** RAW RECORDS **
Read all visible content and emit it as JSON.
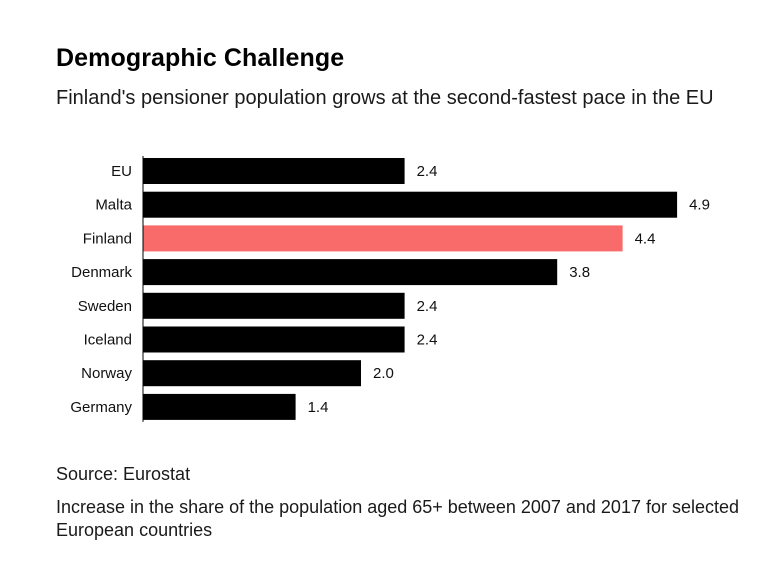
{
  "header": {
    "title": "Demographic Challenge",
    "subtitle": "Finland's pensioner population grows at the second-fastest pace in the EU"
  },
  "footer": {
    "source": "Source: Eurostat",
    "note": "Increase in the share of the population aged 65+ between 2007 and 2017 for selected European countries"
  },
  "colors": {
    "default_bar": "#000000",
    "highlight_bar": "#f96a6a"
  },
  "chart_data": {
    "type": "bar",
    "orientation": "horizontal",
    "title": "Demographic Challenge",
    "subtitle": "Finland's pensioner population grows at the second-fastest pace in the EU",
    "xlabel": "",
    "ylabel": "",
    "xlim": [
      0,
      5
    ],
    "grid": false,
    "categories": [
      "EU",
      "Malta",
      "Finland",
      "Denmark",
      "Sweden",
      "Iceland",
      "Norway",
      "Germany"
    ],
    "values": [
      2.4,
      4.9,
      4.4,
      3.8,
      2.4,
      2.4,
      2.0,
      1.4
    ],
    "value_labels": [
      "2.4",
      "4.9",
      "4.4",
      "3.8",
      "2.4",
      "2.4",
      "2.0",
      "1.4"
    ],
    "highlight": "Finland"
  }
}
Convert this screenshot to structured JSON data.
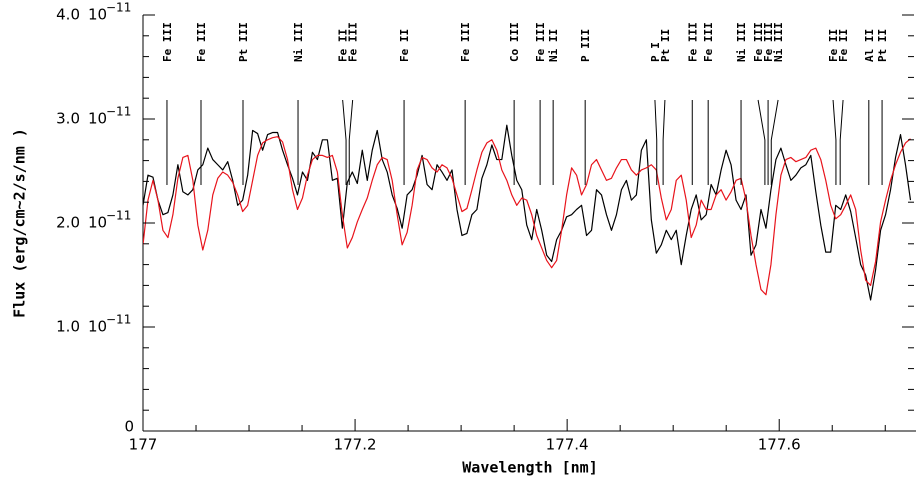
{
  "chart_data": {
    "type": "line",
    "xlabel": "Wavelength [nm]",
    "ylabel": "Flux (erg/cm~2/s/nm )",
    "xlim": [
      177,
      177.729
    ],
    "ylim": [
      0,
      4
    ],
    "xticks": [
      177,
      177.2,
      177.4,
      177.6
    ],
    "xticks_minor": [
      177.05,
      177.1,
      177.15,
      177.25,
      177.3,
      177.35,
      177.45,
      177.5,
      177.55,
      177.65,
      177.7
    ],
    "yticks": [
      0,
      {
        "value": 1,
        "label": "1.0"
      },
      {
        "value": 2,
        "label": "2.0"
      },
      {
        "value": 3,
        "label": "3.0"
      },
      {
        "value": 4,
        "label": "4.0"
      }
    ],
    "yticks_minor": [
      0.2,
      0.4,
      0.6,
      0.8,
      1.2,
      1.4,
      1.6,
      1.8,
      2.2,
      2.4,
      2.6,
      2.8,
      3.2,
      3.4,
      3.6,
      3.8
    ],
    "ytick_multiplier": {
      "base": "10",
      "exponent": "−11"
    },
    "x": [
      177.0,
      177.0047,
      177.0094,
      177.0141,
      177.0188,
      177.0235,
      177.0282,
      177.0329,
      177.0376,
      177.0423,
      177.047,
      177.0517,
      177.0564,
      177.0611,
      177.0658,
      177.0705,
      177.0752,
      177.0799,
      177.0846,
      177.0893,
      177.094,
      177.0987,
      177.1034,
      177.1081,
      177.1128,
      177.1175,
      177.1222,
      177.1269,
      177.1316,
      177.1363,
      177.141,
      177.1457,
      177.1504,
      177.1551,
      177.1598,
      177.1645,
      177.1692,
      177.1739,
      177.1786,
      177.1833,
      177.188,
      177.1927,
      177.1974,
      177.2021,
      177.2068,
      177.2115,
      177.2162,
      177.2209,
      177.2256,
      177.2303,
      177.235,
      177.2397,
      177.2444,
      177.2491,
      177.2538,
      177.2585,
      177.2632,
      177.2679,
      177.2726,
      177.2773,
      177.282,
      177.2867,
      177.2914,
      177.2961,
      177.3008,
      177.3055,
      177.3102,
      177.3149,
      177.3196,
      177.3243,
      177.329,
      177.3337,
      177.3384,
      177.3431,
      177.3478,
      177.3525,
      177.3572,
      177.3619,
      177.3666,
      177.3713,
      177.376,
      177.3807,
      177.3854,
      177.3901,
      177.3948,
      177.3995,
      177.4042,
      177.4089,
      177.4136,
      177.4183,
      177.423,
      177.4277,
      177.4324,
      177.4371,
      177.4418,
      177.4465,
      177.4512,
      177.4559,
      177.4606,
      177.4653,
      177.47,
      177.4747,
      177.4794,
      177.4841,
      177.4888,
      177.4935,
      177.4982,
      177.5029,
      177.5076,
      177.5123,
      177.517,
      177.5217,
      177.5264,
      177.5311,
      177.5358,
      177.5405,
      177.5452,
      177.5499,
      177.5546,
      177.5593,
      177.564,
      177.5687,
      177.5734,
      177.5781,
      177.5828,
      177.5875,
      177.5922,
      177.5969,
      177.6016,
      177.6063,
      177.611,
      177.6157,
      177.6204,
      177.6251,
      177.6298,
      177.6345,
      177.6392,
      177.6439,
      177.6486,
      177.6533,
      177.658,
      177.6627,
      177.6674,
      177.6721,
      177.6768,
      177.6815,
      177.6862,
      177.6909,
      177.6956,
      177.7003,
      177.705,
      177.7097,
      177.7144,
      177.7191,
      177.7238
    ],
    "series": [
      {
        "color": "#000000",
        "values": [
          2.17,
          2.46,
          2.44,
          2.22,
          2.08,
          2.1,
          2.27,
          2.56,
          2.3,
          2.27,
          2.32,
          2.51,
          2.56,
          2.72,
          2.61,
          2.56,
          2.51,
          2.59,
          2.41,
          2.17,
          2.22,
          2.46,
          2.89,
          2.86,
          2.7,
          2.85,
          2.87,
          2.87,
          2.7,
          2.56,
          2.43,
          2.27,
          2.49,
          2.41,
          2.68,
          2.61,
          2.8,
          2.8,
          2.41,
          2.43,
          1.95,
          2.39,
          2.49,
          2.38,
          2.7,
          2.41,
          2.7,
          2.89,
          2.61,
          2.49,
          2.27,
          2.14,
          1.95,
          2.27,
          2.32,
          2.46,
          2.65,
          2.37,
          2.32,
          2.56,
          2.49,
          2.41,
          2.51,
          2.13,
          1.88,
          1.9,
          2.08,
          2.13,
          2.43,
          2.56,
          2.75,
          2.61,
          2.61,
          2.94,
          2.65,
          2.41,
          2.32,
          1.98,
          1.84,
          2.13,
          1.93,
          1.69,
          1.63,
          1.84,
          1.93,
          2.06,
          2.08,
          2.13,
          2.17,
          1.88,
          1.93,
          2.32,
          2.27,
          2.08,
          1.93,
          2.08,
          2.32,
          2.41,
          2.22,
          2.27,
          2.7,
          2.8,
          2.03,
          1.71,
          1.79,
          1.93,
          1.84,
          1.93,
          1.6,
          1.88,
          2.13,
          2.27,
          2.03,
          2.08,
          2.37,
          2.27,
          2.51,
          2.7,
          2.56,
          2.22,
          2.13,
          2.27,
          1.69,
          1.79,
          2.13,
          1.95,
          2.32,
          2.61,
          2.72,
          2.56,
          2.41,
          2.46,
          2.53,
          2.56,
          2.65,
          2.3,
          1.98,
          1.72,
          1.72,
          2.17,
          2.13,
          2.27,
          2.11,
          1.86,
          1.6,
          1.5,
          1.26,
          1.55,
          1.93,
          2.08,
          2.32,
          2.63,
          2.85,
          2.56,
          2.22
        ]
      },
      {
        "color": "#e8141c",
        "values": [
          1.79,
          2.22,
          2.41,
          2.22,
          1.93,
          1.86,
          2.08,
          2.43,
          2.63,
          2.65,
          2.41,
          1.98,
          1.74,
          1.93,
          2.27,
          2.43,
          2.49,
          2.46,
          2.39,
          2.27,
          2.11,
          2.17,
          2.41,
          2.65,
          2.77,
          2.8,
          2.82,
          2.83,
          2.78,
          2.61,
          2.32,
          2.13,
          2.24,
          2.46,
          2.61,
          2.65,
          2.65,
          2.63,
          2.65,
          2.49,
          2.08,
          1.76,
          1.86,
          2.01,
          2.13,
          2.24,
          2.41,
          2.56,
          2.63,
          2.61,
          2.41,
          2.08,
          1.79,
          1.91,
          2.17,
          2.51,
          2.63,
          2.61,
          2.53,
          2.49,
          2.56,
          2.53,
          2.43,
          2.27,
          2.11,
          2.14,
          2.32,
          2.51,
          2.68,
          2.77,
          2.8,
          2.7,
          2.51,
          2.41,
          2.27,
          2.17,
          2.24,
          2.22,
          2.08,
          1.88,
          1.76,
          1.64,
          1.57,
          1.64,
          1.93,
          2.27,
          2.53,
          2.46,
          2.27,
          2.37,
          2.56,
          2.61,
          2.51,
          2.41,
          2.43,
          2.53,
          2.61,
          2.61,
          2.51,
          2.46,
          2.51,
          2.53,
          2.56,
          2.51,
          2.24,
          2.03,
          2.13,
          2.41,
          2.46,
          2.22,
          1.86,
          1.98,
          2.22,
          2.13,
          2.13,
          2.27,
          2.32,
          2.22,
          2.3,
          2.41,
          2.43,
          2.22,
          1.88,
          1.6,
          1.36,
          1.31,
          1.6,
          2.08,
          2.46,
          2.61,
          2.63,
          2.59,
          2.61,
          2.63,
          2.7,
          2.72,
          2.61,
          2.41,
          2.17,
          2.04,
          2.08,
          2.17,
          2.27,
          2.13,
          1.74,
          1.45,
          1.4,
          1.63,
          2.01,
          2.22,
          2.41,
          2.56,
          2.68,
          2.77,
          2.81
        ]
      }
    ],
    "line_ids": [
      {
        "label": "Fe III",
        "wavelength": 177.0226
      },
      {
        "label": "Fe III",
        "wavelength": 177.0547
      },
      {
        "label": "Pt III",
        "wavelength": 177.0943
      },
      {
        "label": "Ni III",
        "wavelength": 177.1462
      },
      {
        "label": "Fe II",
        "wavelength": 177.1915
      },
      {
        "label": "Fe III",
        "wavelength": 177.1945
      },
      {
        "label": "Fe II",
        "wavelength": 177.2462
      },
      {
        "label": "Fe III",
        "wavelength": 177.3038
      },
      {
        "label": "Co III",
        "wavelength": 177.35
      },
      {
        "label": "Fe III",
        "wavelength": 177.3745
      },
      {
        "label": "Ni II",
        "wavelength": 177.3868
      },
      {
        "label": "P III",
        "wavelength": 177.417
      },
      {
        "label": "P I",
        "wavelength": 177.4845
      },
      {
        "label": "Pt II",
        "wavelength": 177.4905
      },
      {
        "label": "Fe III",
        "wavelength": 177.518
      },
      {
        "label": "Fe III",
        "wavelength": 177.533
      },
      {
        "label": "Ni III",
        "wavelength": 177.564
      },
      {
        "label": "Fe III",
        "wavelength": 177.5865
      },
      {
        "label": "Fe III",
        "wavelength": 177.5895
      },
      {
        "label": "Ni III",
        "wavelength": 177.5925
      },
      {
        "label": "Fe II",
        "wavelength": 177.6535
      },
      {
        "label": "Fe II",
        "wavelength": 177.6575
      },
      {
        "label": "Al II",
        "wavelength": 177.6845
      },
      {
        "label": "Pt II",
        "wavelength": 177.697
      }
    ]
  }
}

** EXERCISE **
From the records above, pull out each line that has "pensioner".

** OUTPUT FOR THIS TASK **
    "subtitle": "Finland's pensioner population grows at the second-fastest pace in the EU"
    "subtitle": "Finland's pensioner population grows at the second-fastest pace in the EU",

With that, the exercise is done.